WORK TO COMPLETE ▸
Send back the entries below exactly as they appear.

RECORDS FOR THIS TASK ▸
▼
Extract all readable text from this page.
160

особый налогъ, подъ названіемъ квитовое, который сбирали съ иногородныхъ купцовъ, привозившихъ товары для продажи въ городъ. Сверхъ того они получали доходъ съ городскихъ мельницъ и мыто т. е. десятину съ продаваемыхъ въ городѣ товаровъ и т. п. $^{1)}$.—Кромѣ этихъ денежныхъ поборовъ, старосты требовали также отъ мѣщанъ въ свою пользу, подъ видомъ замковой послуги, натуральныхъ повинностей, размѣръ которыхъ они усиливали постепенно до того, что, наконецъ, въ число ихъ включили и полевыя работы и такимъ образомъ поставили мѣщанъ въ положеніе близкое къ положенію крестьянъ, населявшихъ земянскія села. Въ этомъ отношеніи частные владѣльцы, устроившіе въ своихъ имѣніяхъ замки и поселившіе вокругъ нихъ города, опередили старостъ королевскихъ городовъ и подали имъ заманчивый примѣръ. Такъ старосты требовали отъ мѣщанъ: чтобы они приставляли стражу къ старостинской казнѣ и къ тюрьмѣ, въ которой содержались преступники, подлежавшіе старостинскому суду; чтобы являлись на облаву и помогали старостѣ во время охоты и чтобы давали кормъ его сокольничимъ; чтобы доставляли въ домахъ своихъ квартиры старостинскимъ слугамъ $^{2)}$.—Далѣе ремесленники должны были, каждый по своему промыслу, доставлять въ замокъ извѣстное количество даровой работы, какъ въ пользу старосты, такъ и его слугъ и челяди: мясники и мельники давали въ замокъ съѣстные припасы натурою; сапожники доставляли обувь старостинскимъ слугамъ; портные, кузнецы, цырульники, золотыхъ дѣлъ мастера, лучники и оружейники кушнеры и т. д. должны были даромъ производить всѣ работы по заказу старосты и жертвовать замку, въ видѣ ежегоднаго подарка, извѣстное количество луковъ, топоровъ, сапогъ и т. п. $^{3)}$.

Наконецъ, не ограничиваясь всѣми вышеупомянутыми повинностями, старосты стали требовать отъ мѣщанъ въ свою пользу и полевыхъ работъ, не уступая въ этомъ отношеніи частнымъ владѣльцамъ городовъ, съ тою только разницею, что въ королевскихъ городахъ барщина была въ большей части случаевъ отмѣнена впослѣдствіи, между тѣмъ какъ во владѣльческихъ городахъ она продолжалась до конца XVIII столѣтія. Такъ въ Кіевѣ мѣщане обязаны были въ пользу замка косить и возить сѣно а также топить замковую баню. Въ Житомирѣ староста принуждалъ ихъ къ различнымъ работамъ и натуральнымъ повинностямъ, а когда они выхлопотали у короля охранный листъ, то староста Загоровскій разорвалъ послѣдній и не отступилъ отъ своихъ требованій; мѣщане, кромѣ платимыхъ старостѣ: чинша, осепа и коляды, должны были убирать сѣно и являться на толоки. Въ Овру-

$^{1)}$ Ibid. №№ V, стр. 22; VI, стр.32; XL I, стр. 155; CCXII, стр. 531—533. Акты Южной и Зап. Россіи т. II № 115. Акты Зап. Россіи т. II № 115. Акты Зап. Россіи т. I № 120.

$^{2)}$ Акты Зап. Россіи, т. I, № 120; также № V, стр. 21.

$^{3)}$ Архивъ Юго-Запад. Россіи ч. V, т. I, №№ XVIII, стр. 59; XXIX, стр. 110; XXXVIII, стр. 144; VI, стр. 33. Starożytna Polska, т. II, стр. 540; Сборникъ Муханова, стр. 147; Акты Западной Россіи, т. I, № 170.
▲
RESULT OF THIS TASK ▸
Extract all readable text from this page.
160

особый налогъ, подъ названіемъ квитовое, который сбирали съ иногородныхъ купцовъ, привозившихъ товары для продажи въ городъ. Сверхъ того они получали доходъ съ городскихъ мельницъ и мыто т. е. десятину съ продаваемыхъ въ городѣ товаровъ и т. п. $^{1)}$.—Кромѣ этихъ денежныхъ поборовъ, старосты требовали также отъ мѣщанъ въ свою пользу, подъ видомъ замковой послуги, натуральныхъ повинностей, размѣръ которыхъ они усиливали постепенно до того, что, наконецъ, въ число ихъ включили и полевыя работы и такимъ образомъ поставили мѣщанъ въ положеніе близкое къ положенію крестьянъ, населявшихъ земянскія села. Въ этомъ отношеніи частные владѣльцы, устроившіе въ своихъ имѣніяхъ замки и поселившіе вокругъ нихъ города, опередили старостъ королевскихъ городовъ и подали имъ заманчивый примѣръ. Такъ старосты требовали отъ мѣщанъ: чтобы они приставляли стражу къ старостинской казнѣ и къ тюрьмѣ, въ которой содержались преступники, подлежавшіе старостинскому суду; чтобы являлись на облаву и помогали старостѣ во время охоты и чтобы давали кормъ его сокольничимъ; чтобы доставляли въ домахъ своихъ квартиры старостинскимъ слугамъ $^{2)}$.—Далѣе ремесленники должны были, каждый по своему промыслу, доставлять въ замокъ извѣстное количество даровой работы, какъ въ пользу старосты, такъ и его слугъ и челяди: мясники и мельники давали въ замокъ съѣстные припасы натурою; сапожники доставляли обувь старостинскимъ слугамъ; портные, кузнецы, цырульники, золотыхъ дѣлъ мастера, лучники и оружейники кушнеры и т. д. должны были даромъ производить всѣ работы по заказу старосты и жертвовать замку, въ видѣ ежегоднаго подарка, извѣстное количество луковъ, топоровъ, сапогъ и т. п. $^{3)}$.

Наконецъ, не ограничиваясь всѣми вышеупомянутыми повинностями, старосты стали требовать отъ мѣщанъ въ свою пользу и полевыхъ работъ, не уступая въ этомъ отношеніи частнымъ владѣльцамъ городовъ, съ тою только разницею, что въ королевскихъ городахъ барщина была въ большей части случаевъ отмѣнена впослѣдствіи, между тѣмъ какъ во владѣльческихъ городахъ она продолжалась до конца XVIII столѣтія. Такъ въ Кіевѣ мѣщане обязаны были въ пользу замка косить и возить сѣно а также топить замковую баню. Въ Житомирѣ староста принуждалъ ихъ къ различнымъ работамъ и натуральнымъ повинностямъ, а когда они выхлопотали у короля охранный листъ, то староста Загоровскій разорвалъ послѣдній и не отступилъ отъ своихъ требованій; мѣщане, кромѣ платимыхъ старостѣ: чинша, осепа и коляды, должны были убирать сѣно и являться на толоки. Въ Овру-

$^{1)}$ Ibid. №№ V, стр. 22; VI, стр.32; XL I, стр. 155; CCXII, стр. 531—533. Акты Южной и Зап. Россіи т. II № 115. Акты Зап. Россіи т. II № 115. Акты Зап. Россіи т. I № 120.

$^{2)}$ Акты Зап. Россіи, т. I, № 120; также № V, стр. 21.

$^{3)}$ Архивъ Юго-Запад. Россіи ч. V, т. I, №№ XVIII, стр. 59; XXIX, стр. 110; XXXVIII, стр. 144; VI, стр. 33. Starożytna Polska, т. II, стр. 540; Сборникъ Муханова, стр. 147; Акты Западной Россіи, т. I, № 170.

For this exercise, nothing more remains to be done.